Goal of the exercise>
Pull every line from the data below and copy it out word for word, in the same order.

++++ Record list ++++

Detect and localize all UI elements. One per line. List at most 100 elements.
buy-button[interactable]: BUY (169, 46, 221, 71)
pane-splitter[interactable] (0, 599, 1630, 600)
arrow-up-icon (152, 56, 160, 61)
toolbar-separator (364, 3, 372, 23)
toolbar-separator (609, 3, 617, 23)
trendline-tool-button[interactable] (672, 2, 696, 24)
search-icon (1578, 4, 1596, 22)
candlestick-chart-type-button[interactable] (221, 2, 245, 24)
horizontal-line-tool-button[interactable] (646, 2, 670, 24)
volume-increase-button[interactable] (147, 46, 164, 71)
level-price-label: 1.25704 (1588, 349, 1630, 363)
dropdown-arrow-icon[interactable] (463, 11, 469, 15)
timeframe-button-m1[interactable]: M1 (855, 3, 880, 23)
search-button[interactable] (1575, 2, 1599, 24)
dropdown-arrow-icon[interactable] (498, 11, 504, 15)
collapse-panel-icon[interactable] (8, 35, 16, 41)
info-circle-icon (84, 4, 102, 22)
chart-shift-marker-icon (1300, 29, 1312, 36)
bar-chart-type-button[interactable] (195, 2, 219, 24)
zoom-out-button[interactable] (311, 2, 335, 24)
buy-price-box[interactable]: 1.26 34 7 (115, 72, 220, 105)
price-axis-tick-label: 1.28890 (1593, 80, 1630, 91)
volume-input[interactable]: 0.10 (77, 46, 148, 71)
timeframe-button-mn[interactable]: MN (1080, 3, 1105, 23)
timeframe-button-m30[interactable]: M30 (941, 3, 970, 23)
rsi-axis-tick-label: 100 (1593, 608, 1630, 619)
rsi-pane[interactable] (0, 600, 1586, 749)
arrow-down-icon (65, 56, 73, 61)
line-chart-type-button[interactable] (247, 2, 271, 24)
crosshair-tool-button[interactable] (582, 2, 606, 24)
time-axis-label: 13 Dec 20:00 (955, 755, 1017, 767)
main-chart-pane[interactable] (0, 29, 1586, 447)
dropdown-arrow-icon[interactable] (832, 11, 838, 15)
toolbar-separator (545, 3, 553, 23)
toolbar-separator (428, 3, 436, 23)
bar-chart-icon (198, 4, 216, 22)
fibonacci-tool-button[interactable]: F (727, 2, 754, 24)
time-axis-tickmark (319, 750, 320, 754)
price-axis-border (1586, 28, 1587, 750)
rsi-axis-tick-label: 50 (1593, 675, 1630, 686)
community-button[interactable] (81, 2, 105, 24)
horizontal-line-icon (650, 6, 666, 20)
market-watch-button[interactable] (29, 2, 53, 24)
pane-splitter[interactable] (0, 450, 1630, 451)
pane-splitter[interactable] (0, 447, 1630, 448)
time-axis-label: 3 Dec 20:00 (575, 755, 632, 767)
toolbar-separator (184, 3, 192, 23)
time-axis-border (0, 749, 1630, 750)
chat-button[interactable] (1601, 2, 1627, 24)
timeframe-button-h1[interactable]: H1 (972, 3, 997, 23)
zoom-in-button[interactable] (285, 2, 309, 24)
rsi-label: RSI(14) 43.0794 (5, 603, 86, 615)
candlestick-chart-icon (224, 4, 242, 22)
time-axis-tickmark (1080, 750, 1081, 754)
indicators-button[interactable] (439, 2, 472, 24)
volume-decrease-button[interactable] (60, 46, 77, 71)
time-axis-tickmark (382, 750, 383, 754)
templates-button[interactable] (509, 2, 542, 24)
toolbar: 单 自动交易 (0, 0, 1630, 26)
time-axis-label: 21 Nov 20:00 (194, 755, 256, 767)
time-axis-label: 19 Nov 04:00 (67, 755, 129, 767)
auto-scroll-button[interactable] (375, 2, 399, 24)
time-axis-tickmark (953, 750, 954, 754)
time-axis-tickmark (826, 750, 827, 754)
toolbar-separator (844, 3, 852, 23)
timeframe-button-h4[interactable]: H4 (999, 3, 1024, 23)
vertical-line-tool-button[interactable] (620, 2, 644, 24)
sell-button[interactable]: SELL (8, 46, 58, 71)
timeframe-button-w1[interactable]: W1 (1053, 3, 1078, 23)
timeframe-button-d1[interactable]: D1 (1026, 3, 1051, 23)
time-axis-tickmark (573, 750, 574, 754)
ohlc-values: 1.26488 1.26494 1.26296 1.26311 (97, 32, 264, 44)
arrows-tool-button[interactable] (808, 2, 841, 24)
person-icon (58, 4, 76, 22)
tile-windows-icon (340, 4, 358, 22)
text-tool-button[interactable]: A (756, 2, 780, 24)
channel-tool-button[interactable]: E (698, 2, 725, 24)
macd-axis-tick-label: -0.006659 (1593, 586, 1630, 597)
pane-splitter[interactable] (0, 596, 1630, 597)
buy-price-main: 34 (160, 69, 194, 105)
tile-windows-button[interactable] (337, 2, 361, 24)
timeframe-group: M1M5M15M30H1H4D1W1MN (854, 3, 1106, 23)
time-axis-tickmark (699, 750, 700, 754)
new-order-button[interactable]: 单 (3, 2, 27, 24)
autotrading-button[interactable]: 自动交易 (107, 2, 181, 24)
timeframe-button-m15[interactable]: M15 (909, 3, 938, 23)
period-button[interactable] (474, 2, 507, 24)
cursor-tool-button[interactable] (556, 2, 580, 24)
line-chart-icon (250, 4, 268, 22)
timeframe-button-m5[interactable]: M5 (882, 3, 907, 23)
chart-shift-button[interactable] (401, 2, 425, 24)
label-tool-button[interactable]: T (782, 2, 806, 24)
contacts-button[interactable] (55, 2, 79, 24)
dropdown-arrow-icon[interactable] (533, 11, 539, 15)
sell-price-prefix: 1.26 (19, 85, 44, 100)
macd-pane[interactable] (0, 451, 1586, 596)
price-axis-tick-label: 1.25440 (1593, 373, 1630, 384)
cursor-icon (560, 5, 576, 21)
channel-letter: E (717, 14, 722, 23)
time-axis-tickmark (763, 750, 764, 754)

++++

Task response>
Detect and localize all UI elements. One per line. List at most 100 elements.
buy-button[interactable]: BUY (169, 46, 221, 71)
pane-splitter[interactable] (0, 599, 1630, 600)
arrow-up-icon (152, 56, 160, 61)
toolbar-separator (364, 3, 372, 23)
toolbar-separator (609, 3, 617, 23)
trendline-tool-button[interactable] (672, 2, 696, 24)
search-icon (1578, 4, 1596, 22)
candlestick-chart-type-button[interactable] (221, 2, 245, 24)
horizontal-line-tool-button[interactable] (646, 2, 670, 24)
volume-increase-button[interactable] (147, 46, 164, 71)
level-price-label: 1.25704 (1588, 349, 1630, 363)
dropdown-arrow-icon[interactable] (463, 11, 469, 15)
timeframe-button-m1[interactable]: M1 (855, 3, 880, 23)
search-button[interactable] (1575, 2, 1599, 24)
dropdown-arrow-icon[interactable] (498, 11, 504, 15)
collapse-panel-icon[interactable] (8, 35, 16, 41)
info-circle-icon (84, 4, 102, 22)
chart-shift-marker-icon (1300, 29, 1312, 36)
bar-chart-type-button[interactable] (195, 2, 219, 24)
zoom-out-button[interactable] (311, 2, 335, 24)
buy-price-box[interactable]: 1.26 34 7 (115, 72, 220, 105)
price-axis-tick-label: 1.28890 (1593, 80, 1630, 91)
volume-input[interactable]: 0.10 (77, 46, 148, 71)
timeframe-button-mn[interactable]: MN (1080, 3, 1105, 23)
timeframe-button-m30[interactable]: M30 (941, 3, 970, 23)
rsi-axis-tick-label: 100 (1593, 608, 1630, 619)
rsi-pane[interactable] (0, 600, 1586, 749)
arrow-down-icon (65, 56, 73, 61)
line-chart-type-button[interactable] (247, 2, 271, 24)
crosshair-tool-button[interactable] (582, 2, 606, 24)
time-axis-label: 13 Dec 20:00 (955, 755, 1017, 767)
main-chart-pane[interactable] (0, 29, 1586, 447)
dropdown-arrow-icon[interactable] (832, 11, 838, 15)
toolbar-separator (545, 3, 553, 23)
toolbar-separator (428, 3, 436, 23)
bar-chart-icon (198, 4, 216, 22)
fibonacci-tool-button[interactable]: F (727, 2, 754, 24)
time-axis-tickmark (319, 750, 320, 754)
price-axis-border (1586, 28, 1587, 750)
rsi-axis-tick-label: 50 (1593, 675, 1630, 686)
community-button[interactable] (81, 2, 105, 24)
horizontal-line-icon (650, 6, 666, 20)
market-watch-button[interactable] (29, 2, 53, 24)
pane-splitter[interactable] (0, 450, 1630, 451)
pane-splitter[interactable] (0, 447, 1630, 448)
time-axis-label: 3 Dec 20:00 (575, 755, 632, 767)
toolbar-separator (184, 3, 192, 23)
time-axis-border (0, 749, 1630, 750)
chat-button[interactable] (1601, 2, 1627, 24)
timeframe-button-h1[interactable]: H1 (972, 3, 997, 23)
zoom-in-button[interactable] (285, 2, 309, 24)
rsi-label: RSI(14) 43.0794 (5, 603, 86, 615)
candlestick-chart-icon (224, 4, 242, 22)
time-axis-tickmark (1080, 750, 1081, 754)
indicators-button[interactable] (439, 2, 472, 24)
volume-decrease-button[interactable] (60, 46, 77, 71)
time-axis-tickmark (382, 750, 383, 754)
templates-button[interactable] (509, 2, 542, 24)
toolbar: 单 自动交易 (0, 0, 1630, 26)
time-axis-label: 21 Nov 20:00 (194, 755, 256, 767)
time-axis-label: 19 Nov 04:00 (67, 755, 129, 767)
auto-scroll-button[interactable] (375, 2, 399, 24)
time-axis-tickmark (953, 750, 954, 754)
time-axis-tickmark (826, 750, 827, 754)
toolbar-separator (844, 3, 852, 23)
timeframe-button-h4[interactable]: H4 (999, 3, 1024, 23)
vertical-line-tool-button[interactable] (620, 2, 644, 24)
sell-button[interactable]: SELL (8, 46, 58, 71)
timeframe-button-w1[interactable]: W1 (1053, 3, 1078, 23)
timeframe-button-d1[interactable]: D1 (1026, 3, 1051, 23)
time-axis-tickmark (573, 750, 574, 754)
ohlc-values: 1.26488 1.26494 1.26296 1.26311 (97, 32, 264, 44)
arrows-tool-button[interactable] (808, 2, 841, 24)
person-icon (58, 4, 76, 22)
tile-windows-icon (340, 4, 358, 22)
text-tool-button[interactable]: A (756, 2, 780, 24)
channel-tool-button[interactable]: E (698, 2, 725, 24)
macd-axis-tick-label: -0.006659 (1593, 586, 1630, 597)
pane-splitter[interactable] (0, 596, 1630, 597)
buy-price-main: 34 (160, 69, 194, 105)
tile-windows-button[interactable] (337, 2, 361, 24)
timeframe-group: M1M5M15M30H1H4D1W1MN (854, 3, 1106, 23)
time-axis-tickmark (699, 750, 700, 754)
new-order-button[interactable]: 单 (3, 2, 27, 24)
autotrading-button[interactable]: 自动交易 (107, 2, 181, 24)
timeframe-button-m15[interactable]: M15 (909, 3, 938, 23)
period-button[interactable] (474, 2, 507, 24)
cursor-tool-button[interactable] (556, 2, 580, 24)
line-chart-icon (250, 4, 268, 22)
timeframe-button-m5[interactable]: M5 (882, 3, 907, 23)
chart-shift-button[interactable] (401, 2, 425, 24)
label-tool-button[interactable]: T (782, 2, 806, 24)
contacts-button[interactable] (55, 2, 79, 24)
dropdown-arrow-icon[interactable] (533, 11, 539, 15)
sell-price-prefix: 1.26 (19, 85, 44, 100)
macd-pane[interactable] (0, 451, 1586, 596)
price-axis-tick-label: 1.25440 (1593, 373, 1630, 384)
cursor-icon (560, 5, 576, 21)
channel-letter: E (717, 14, 722, 23)
time-axis-tickmark (763, 750, 764, 754)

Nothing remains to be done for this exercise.